**AIM**
Pictures are not part of the copy; repeat everything else in the records exactly.

**Entries from a dataset**
----

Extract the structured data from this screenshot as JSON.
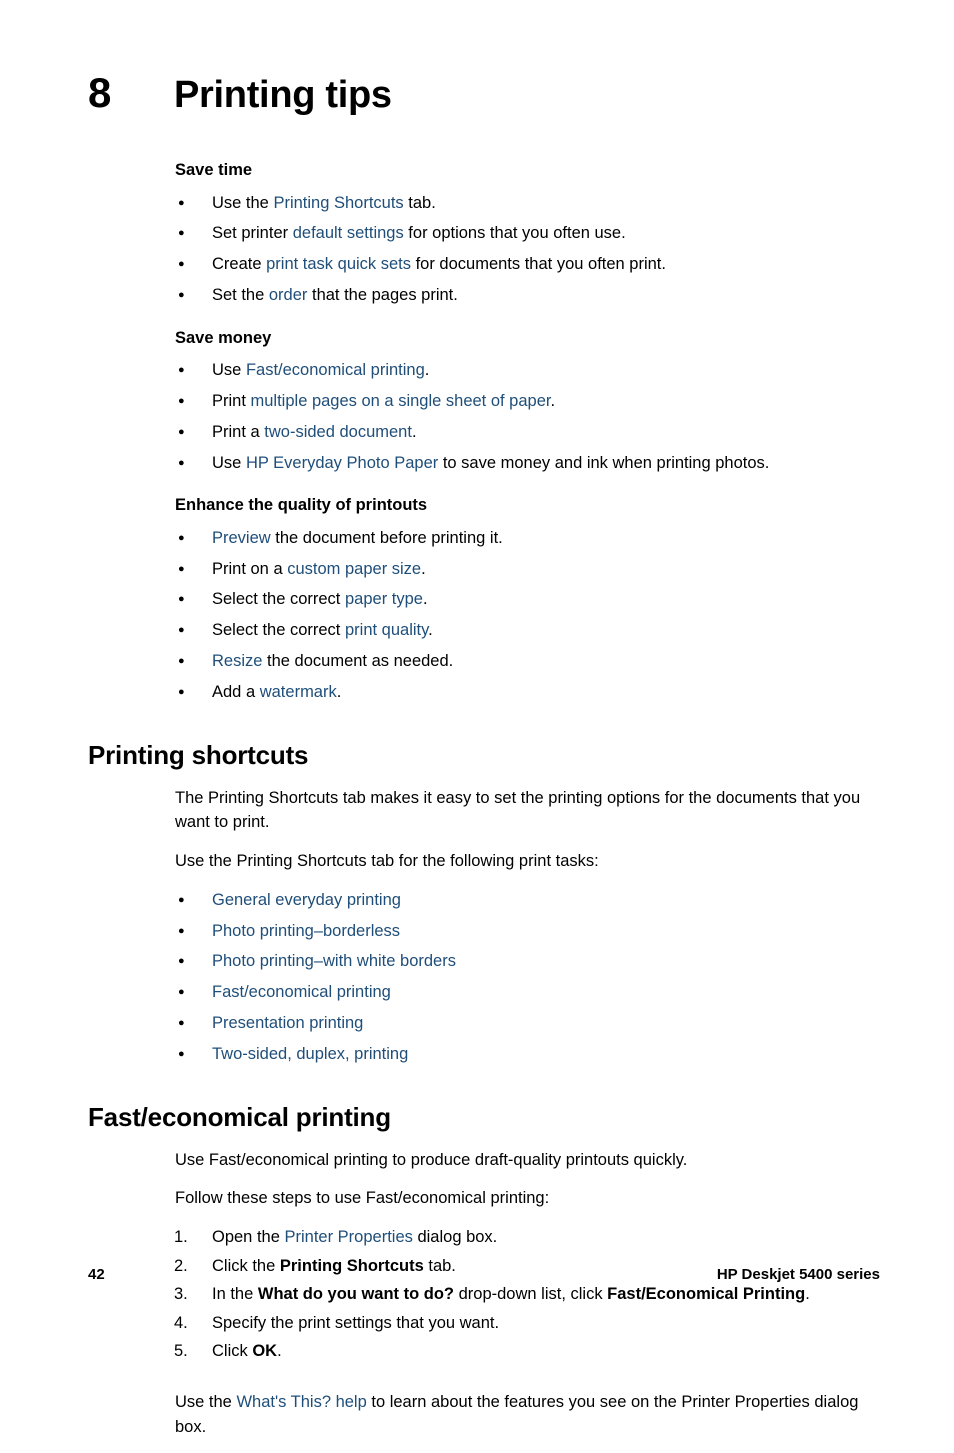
{
  "chapter": {
    "number": "8",
    "title": "Printing tips"
  },
  "save_time": {
    "heading": "Save time",
    "items": [
      {
        "pre": "Use the ",
        "link": "Printing Shortcuts",
        "post": " tab."
      },
      {
        "pre": "Set printer ",
        "link": "default settings",
        "post": " for options that you often use."
      },
      {
        "pre": "Create ",
        "link": "print task quick sets",
        "post": " for documents that you often print."
      },
      {
        "pre": "Set the ",
        "link": "order",
        "post": " that the pages print."
      }
    ]
  },
  "save_money": {
    "heading": "Save money",
    "items": [
      {
        "pre": "Use ",
        "link": "Fast/economical printing",
        "post": "."
      },
      {
        "pre": "Print ",
        "link": "multiple pages on a single sheet of paper",
        "post": "."
      },
      {
        "pre": "Print a ",
        "link": "two-sided document",
        "post": "."
      },
      {
        "pre": "Use ",
        "link": "HP Everyday Photo Paper",
        "post": " to save money and ink when printing photos."
      }
    ]
  },
  "enhance_quality": {
    "heading": "Enhance the quality of printouts",
    "items": [
      {
        "pre": "",
        "link": "Preview",
        "post": " the document before printing it."
      },
      {
        "pre": "Print on a ",
        "link": "custom paper size",
        "post": "."
      },
      {
        "pre": "Select the correct ",
        "link": "paper type",
        "post": "."
      },
      {
        "pre": "Select the correct ",
        "link": "print quality",
        "post": "."
      },
      {
        "pre": "",
        "link": "Resize",
        "post": " the document as needed."
      },
      {
        "pre": "Add a ",
        "link": "watermark",
        "post": "."
      }
    ]
  },
  "printing_shortcuts": {
    "heading": "Printing shortcuts",
    "paragraph_1": "The Printing Shortcuts tab makes it easy to set the printing options for the documents that you want to print.",
    "paragraph_2": "Use the Printing Shortcuts tab for the following print tasks:",
    "links": [
      "General everyday printing",
      "Photo printing–borderless",
      "Photo printing–with white borders",
      "Fast/economical printing",
      "Presentation printing",
      "Two-sided, duplex, printing"
    ]
  },
  "fast_economical": {
    "heading": "Fast/economical printing",
    "paragraph_1": "Use Fast/economical printing to produce draft-quality printouts quickly.",
    "paragraph_2": "Follow these steps to use Fast/economical printing:",
    "steps": [
      {
        "num": "1.",
        "parts": [
          {
            "t": "Open the ",
            "s": "plain"
          },
          {
            "t": "Printer Properties",
            "s": "link"
          },
          {
            "t": " dialog box.",
            "s": "plain"
          }
        ]
      },
      {
        "num": "2.",
        "parts": [
          {
            "t": "Click the ",
            "s": "plain"
          },
          {
            "t": "Printing Shortcuts",
            "s": "bold"
          },
          {
            "t": " tab.",
            "s": "plain"
          }
        ]
      },
      {
        "num": "3.",
        "parts": [
          {
            "t": "In the ",
            "s": "plain"
          },
          {
            "t": "What do you want to do?",
            "s": "bold"
          },
          {
            "t": " drop-down list, click ",
            "s": "plain"
          },
          {
            "t": "Fast/Economical Printing",
            "s": "bold"
          },
          {
            "t": ".",
            "s": "plain"
          }
        ]
      },
      {
        "num": "4.",
        "parts": [
          {
            "t": "Specify the print settings that you want.",
            "s": "plain"
          }
        ]
      },
      {
        "num": "5.",
        "parts": [
          {
            "t": "Click ",
            "s": "plain"
          },
          {
            "t": "OK",
            "s": "bold"
          },
          {
            "t": ".",
            "s": "plain"
          }
        ]
      }
    ],
    "closing": {
      "pre": "Use the ",
      "link": "What's This? help",
      "post": " to learn about the features you see on the Printer Properties dialog box."
    }
  },
  "footer": {
    "page_number": "42",
    "product": "HP Deskjet 5400 series"
  },
  "colors": {
    "link": "#1F4E79",
    "text": "#000000",
    "background": "#FFFFFF"
  }
}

----

**EXERCISE OUTPUT**
Extract the structured data from this screenshot as JSON.
{
  "chapter": {
    "number": "8",
    "title": "Printing tips"
  },
  "save_time": {
    "heading": "Save time",
    "items": [
      {
        "pre": "Use the ",
        "link": "Printing Shortcuts",
        "post": " tab."
      },
      {
        "pre": "Set printer ",
        "link": "default settings",
        "post": " for options that you often use."
      },
      {
        "pre": "Create ",
        "link": "print task quick sets",
        "post": " for documents that you often print."
      },
      {
        "pre": "Set the ",
        "link": "order",
        "post": " that the pages print."
      }
    ]
  },
  "save_money": {
    "heading": "Save money",
    "items": [
      {
        "pre": "Use ",
        "link": "Fast/economical printing",
        "post": "."
      },
      {
        "pre": "Print ",
        "link": "multiple pages on a single sheet of paper",
        "post": "."
      },
      {
        "pre": "Print a ",
        "link": "two-sided document",
        "post": "."
      },
      {
        "pre": "Use ",
        "link": "HP Everyday Photo Paper",
        "post": " to save money and ink when printing photos."
      }
    ]
  },
  "enhance_quality": {
    "heading": "Enhance the quality of printouts",
    "items": [
      {
        "pre": "",
        "link": "Preview",
        "post": " the document before printing it."
      },
      {
        "pre": "Print on a ",
        "link": "custom paper size",
        "post": "."
      },
      {
        "pre": "Select the correct ",
        "link": "paper type",
        "post": "."
      },
      {
        "pre": "Select the correct ",
        "link": "print quality",
        "post": "."
      },
      {
        "pre": "",
        "link": "Resize",
        "post": " the document as needed."
      },
      {
        "pre": "Add a ",
        "link": "watermark",
        "post": "."
      }
    ]
  },
  "printing_shortcuts": {
    "heading": "Printing shortcuts",
    "paragraph_1": "The Printing Shortcuts tab makes it easy to set the printing options for the documents that you want to print.",
    "paragraph_2": "Use the Printing Shortcuts tab for the following print tasks:",
    "links": [
      "General everyday printing",
      "Photo printing–borderless",
      "Photo printing–with white borders",
      "Fast/economical printing",
      "Presentation printing",
      "Two-sided, duplex, printing"
    ]
  },
  "fast_economical": {
    "heading": "Fast/economical printing",
    "paragraph_1": "Use Fast/economical printing to produce draft-quality printouts quickly.",
    "paragraph_2": "Follow these steps to use Fast/economical printing:",
    "steps": [
      {
        "num": "1.",
        "parts": [
          {
            "t": "Open the ",
            "s": "plain"
          },
          {
            "t": "Printer Properties",
            "s": "link"
          },
          {
            "t": " dialog box.",
            "s": "plain"
          }
        ]
      },
      {
        "num": "2.",
        "parts": [
          {
            "t": "Click the ",
            "s": "plain"
          },
          {
            "t": "Printing Shortcuts",
            "s": "bold"
          },
          {
            "t": " tab.",
            "s": "plain"
          }
        ]
      },
      {
        "num": "3.",
        "parts": [
          {
            "t": "In the ",
            "s": "plain"
          },
          {
            "t": "What do you want to do?",
            "s": "bold"
          },
          {
            "t": " drop-down list, click ",
            "s": "plain"
          },
          {
            "t": "Fast/Economical Printing",
            "s": "bold"
          },
          {
            "t": ".",
            "s": "plain"
          }
        ]
      },
      {
        "num": "4.",
        "parts": [
          {
            "t": "Specify the print settings that you want.",
            "s": "plain"
          }
        ]
      },
      {
        "num": "5.",
        "parts": [
          {
            "t": "Click ",
            "s": "plain"
          },
          {
            "t": "OK",
            "s": "bold"
          },
          {
            "t": ".",
            "s": "plain"
          }
        ]
      }
    ],
    "closing": {
      "pre": "Use the ",
      "link": "What's This? help",
      "post": " to learn about the features you see on the Printer Properties dialog box."
    }
  },
  "footer": {
    "page_number": "42",
    "product": "HP Deskjet 5400 series"
  },
  "colors": {
    "link": "#1F4E79",
    "text": "#000000",
    "background": "#FFFFFF"
  }
}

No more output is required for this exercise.